What is expected —
Report only how many lines of the entries below contain the string "data".

Input for this task —
--- START ---

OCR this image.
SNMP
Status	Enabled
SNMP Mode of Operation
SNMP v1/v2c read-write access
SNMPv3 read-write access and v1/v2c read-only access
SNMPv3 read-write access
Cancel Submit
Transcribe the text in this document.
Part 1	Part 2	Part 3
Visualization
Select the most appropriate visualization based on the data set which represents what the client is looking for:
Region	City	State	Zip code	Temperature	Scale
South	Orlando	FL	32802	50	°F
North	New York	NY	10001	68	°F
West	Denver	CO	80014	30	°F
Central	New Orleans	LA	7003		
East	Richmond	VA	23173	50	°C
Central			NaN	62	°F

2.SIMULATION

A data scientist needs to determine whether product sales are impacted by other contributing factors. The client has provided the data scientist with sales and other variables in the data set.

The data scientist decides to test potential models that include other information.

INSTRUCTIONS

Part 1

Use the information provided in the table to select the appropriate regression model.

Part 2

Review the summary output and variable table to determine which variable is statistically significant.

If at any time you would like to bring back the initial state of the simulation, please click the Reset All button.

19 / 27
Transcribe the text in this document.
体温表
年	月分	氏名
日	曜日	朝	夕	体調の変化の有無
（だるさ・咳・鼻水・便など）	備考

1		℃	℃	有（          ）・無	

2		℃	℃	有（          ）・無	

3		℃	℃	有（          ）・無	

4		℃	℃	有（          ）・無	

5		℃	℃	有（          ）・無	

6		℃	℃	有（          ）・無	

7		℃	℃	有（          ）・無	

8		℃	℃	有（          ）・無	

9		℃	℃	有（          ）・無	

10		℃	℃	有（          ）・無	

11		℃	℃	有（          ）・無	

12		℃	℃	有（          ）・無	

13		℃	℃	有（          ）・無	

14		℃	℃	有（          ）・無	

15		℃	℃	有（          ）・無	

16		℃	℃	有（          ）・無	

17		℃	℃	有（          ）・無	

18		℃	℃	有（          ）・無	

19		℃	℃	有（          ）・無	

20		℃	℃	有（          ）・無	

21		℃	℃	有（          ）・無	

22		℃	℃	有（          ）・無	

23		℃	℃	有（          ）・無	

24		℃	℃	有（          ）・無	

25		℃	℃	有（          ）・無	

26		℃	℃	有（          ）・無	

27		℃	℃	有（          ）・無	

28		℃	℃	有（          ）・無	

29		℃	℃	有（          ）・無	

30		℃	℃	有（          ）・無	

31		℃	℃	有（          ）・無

--- END ---

Solution —
3